_Excerpted data:_
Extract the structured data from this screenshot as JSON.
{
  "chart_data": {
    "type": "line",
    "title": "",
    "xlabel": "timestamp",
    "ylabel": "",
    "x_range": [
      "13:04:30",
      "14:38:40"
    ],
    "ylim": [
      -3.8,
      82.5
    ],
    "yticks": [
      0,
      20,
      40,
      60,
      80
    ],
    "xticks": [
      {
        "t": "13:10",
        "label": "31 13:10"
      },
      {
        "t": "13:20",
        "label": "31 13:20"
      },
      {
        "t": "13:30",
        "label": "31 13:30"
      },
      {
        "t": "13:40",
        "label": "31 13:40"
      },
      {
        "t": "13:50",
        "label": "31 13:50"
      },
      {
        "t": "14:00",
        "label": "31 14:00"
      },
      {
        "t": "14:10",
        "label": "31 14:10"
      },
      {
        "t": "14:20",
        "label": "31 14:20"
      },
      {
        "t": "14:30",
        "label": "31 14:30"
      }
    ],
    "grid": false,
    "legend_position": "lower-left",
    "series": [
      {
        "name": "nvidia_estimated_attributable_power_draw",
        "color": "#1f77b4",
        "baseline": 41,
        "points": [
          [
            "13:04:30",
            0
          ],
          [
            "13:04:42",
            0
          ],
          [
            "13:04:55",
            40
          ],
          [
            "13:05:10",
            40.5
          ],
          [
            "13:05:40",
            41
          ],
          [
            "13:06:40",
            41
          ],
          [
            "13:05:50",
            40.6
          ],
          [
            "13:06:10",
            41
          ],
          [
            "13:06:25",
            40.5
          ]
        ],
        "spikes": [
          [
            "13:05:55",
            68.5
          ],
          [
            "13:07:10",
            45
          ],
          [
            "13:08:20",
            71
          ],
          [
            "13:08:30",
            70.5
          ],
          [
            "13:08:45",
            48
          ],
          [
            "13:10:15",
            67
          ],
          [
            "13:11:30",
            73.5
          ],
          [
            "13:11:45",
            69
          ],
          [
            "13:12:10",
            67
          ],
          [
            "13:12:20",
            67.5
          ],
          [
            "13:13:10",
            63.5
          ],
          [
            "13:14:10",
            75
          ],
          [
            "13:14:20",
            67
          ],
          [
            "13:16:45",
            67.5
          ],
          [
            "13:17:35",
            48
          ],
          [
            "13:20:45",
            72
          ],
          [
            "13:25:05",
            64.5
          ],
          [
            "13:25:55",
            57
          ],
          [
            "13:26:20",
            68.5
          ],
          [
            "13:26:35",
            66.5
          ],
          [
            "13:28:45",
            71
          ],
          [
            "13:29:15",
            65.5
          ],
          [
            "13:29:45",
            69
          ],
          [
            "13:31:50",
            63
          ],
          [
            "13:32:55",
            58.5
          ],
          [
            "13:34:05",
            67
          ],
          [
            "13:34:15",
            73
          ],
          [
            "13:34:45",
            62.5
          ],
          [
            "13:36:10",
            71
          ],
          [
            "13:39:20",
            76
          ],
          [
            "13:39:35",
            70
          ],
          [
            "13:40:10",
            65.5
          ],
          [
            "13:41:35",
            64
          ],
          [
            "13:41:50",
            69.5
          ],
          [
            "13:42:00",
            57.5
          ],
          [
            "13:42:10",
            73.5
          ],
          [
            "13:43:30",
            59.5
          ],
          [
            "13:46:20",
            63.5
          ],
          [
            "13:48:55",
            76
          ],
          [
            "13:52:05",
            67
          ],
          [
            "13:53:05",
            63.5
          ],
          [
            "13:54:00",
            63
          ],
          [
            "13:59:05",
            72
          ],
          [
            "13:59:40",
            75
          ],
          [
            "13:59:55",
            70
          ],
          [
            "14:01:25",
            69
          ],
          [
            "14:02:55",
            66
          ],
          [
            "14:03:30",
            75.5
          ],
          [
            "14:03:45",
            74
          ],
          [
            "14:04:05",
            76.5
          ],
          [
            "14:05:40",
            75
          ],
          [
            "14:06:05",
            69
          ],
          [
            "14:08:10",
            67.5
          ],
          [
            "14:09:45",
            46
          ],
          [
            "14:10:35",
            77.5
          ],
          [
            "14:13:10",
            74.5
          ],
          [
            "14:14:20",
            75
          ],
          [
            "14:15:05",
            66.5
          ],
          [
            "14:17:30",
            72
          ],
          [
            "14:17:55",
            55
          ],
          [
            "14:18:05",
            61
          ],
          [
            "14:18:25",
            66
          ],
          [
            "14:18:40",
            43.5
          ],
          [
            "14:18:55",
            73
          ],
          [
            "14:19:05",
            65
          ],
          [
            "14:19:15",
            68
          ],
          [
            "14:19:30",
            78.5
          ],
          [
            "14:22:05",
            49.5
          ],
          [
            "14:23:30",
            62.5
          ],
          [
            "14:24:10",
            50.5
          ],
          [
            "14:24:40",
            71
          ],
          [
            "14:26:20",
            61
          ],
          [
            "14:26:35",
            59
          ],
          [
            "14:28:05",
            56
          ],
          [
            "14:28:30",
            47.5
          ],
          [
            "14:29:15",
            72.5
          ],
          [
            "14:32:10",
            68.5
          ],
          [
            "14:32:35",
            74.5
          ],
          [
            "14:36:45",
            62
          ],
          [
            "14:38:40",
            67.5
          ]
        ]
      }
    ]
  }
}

_What the exercise asks:_ Extract the entries above verbatim.

_Complete answer:_
Extract the structured data from this screenshot as JSON.
{
  "chart_data": {
    "type": "line",
    "title": "",
    "xlabel": "timestamp",
    "ylabel": "",
    "x_range": [
      "13:04:30",
      "14:38:40"
    ],
    "ylim": [
      -3.8,
      82.5
    ],
    "yticks": [
      0,
      20,
      40,
      60,
      80
    ],
    "xticks": [
      {
        "t": "13:10",
        "label": "31 13:10"
      },
      {
        "t": "13:20",
        "label": "31 13:20"
      },
      {
        "t": "13:30",
        "label": "31 13:30"
      },
      {
        "t": "13:40",
        "label": "31 13:40"
      },
      {
        "t": "13:50",
        "label": "31 13:50"
      },
      {
        "t": "14:00",
        "label": "31 14:00"
      },
      {
        "t": "14:10",
        "label": "31 14:10"
      },
      {
        "t": "14:20",
        "label": "31 14:20"
      },
      {
        "t": "14:30",
        "label": "31 14:30"
      }
    ],
    "grid": false,
    "legend_position": "lower-left",
    "series": [
      {
        "name": "nvidia_estimated_attributable_power_draw",
        "color": "#1f77b4",
        "baseline": 41,
        "points": [
          [
            "13:04:30",
            0
          ],
          [
            "13:04:42",
            0
          ],
          [
            "13:04:55",
            40
          ],
          [
            "13:05:10",
            40.5
          ],
          [
            "13:05:40",
            41
          ],
          [
            "13:06:40",
            41
          ],
          [
            "13:05:50",
            40.6
          ],
          [
            "13:06:10",
            41
          ],
          [
            "13:06:25",
            40.5
          ]
        ],
        "spikes": [
          [
            "13:05:55",
            68.5
          ],
          [
            "13:07:10",
            45
          ],
          [
            "13:08:20",
            71
          ],
          [
            "13:08:30",
            70.5
          ],
          [
            "13:08:45",
            48
          ],
          [
            "13:10:15",
            67
          ],
          [
            "13:11:30",
            73.5
          ],
          [
            "13:11:45",
            69
          ],
          [
            "13:12:10",
            67
          ],
          [
            "13:12:20",
            67.5
          ],
          [
            "13:13:10",
            63.5
          ],
          [
            "13:14:10",
            75
          ],
          [
            "13:14:20",
            67
          ],
          [
            "13:16:45",
            67.5
          ],
          [
            "13:17:35",
            48
          ],
          [
            "13:20:45",
            72
          ],
          [
            "13:25:05",
            64.5
          ],
          [
            "13:25:55",
            57
          ],
          [
            "13:26:20",
            68.5
          ],
          [
            "13:26:35",
            66.5
          ],
          [
            "13:28:45",
            71
          ],
          [
            "13:29:15",
            65.5
          ],
          [
            "13:29:45",
            69
          ],
          [
            "13:31:50",
            63
          ],
          [
            "13:32:55",
            58.5
          ],
          [
            "13:34:05",
            67
          ],
          [
            "13:34:15",
            73
          ],
          [
            "13:34:45",
            62.5
          ],
          [
            "13:36:10",
            71
          ],
          [
            "13:39:20",
            76
          ],
          [
            "13:39:35",
            70
          ],
          [
            "13:40:10",
            65.5
          ],
          [
            "13:41:35",
            64
          ],
          [
            "13:41:50",
            69.5
          ],
          [
            "13:42:00",
            57.5
          ],
          [
            "13:42:10",
            73.5
          ],
          [
            "13:43:30",
            59.5
          ],
          [
            "13:46:20",
            63.5
          ],
          [
            "13:48:55",
            76
          ],
          [
            "13:52:05",
            67
          ],
          [
            "13:53:05",
            63.5
          ],
          [
            "13:54:00",
            63
          ],
          [
            "13:59:05",
            72
          ],
          [
            "13:59:40",
            75
          ],
          [
            "13:59:55",
            70
          ],
          [
            "14:01:25",
            69
          ],
          [
            "14:02:55",
            66
          ],
          [
            "14:03:30",
            75.5
          ],
          [
            "14:03:45",
            74
          ],
          [
            "14:04:05",
            76.5
          ],
          [
            "14:05:40",
            75
          ],
          [
            "14:06:05",
            69
          ],
          [
            "14:08:10",
            67.5
          ],
          [
            "14:09:45",
            46
          ],
          [
            "14:10:35",
            77.5
          ],
          [
            "14:13:10",
            74.5
          ],
          [
            "14:14:20",
            75
          ],
          [
            "14:15:05",
            66.5
          ],
          [
            "14:17:30",
            72
          ],
          [
            "14:17:55",
            55
          ],
          [
            "14:18:05",
            61
          ],
          [
            "14:18:25",
            66
          ],
          [
            "14:18:40",
            43.5
          ],
          [
            "14:18:55",
            73
          ],
          [
            "14:19:05",
            65
          ],
          [
            "14:19:15",
            68
          ],
          [
            "14:19:30",
            78.5
          ],
          [
            "14:22:05",
            49.5
          ],
          [
            "14:23:30",
            62.5
          ],
          [
            "14:24:10",
            50.5
          ],
          [
            "14:24:40",
            71
          ],
          [
            "14:26:20",
            61
          ],
          [
            "14:26:35",
            59
          ],
          [
            "14:28:05",
            56
          ],
          [
            "14:28:30",
            47.5
          ],
          [
            "14:29:15",
            72.5
          ],
          [
            "14:32:10",
            68.5
          ],
          [
            "14:32:35",
            74.5
          ],
          [
            "14:36:45",
            62
          ],
          [
            "14:38:40",
            67.5
          ]
        ]
      }
    ]
  }
}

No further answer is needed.